*SET TASK*
Repeat, exactly and in full, the lines of the listing below, but without any pictures.

*RECORDS FOR THIS TASK*
####################

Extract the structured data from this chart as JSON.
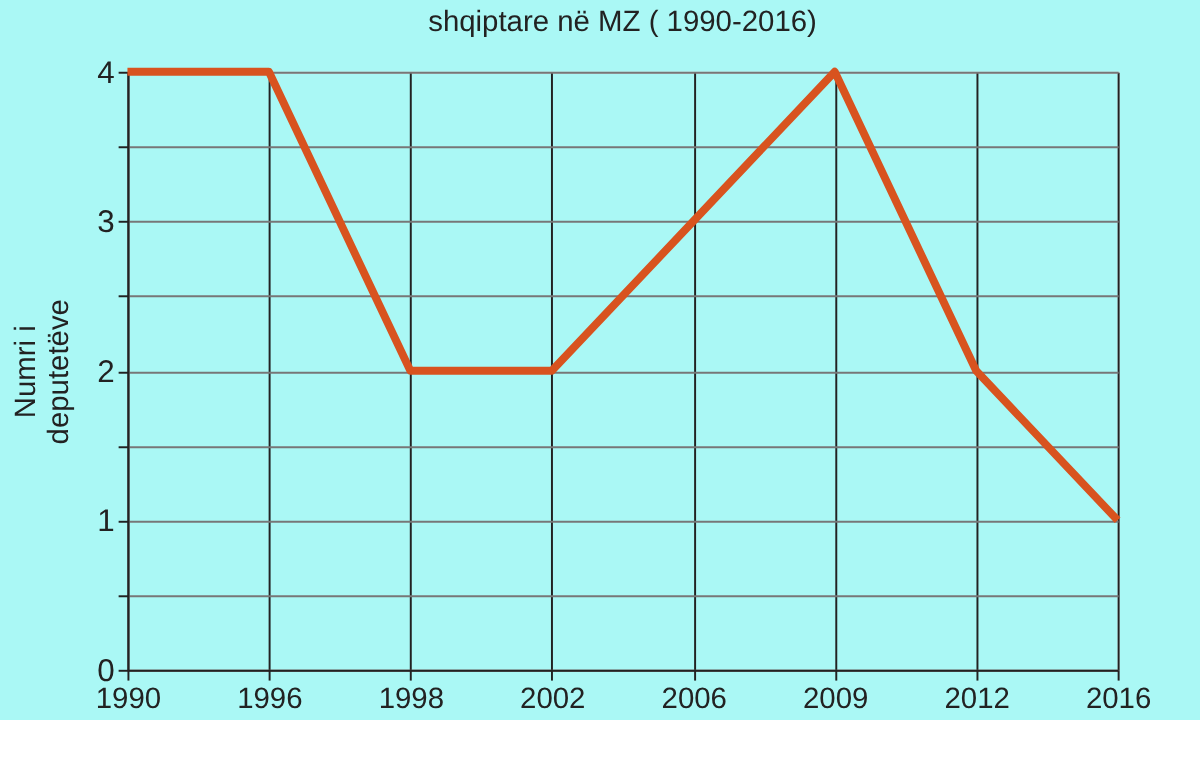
{
  "chart_data": {
    "type": "line",
    "title": "shqiptare në MZ ( 1990-2016)",
    "ylabel": "Numri i\ndeputetëve",
    "categories": [
      "1990",
      "1996",
      "1998",
      "2002",
      "2006",
      "2009",
      "2012",
      "2016"
    ],
    "series": [
      {
        "color": "#d8531f",
        "values": [
          4,
          4,
          2,
          2,
          3,
          4,
          2,
          1
        ]
      }
    ],
    "ylim": [
      0,
      4
    ],
    "yticks": [
      0,
      {
        "value": 0.5,
        "label": null
      },
      1,
      {
        "value": 1.5,
        "label": null
      },
      2,
      {
        "value": 2.5,
        "label": null
      },
      3,
      {
        "value": 3.5,
        "label": null
      },
      4
    ],
    "grid": true,
    "marker": "none",
    "line_style": "solid"
  }
}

####################

*RESPONSE TO THE TASK*
Extract the structured data from this chart as JSON.
{
  "chart_data": {
    "type": "line",
    "title": "shqiptare në MZ ( 1990-2016)",
    "ylabel": "Numri i\ndeputetëve",
    "categories": [
      "1990",
      "1996",
      "1998",
      "2002",
      "2006",
      "2009",
      "2012",
      "2016"
    ],
    "series": [
      {
        "color": "#d8531f",
        "values": [
          4,
          4,
          2,
          2,
          3,
          4,
          2,
          1
        ]
      }
    ],
    "ylim": [
      0,
      4
    ],
    "yticks": [
      0,
      {
        "value": 0.5,
        "label": null
      },
      1,
      {
        "value": 1.5,
        "label": null
      },
      2,
      {
        "value": 2.5,
        "label": null
      },
      3,
      {
        "value": 3.5,
        "label": null
      },
      4
    ],
    "grid": true,
    "marker": "none",
    "line_style": "solid"
  }
}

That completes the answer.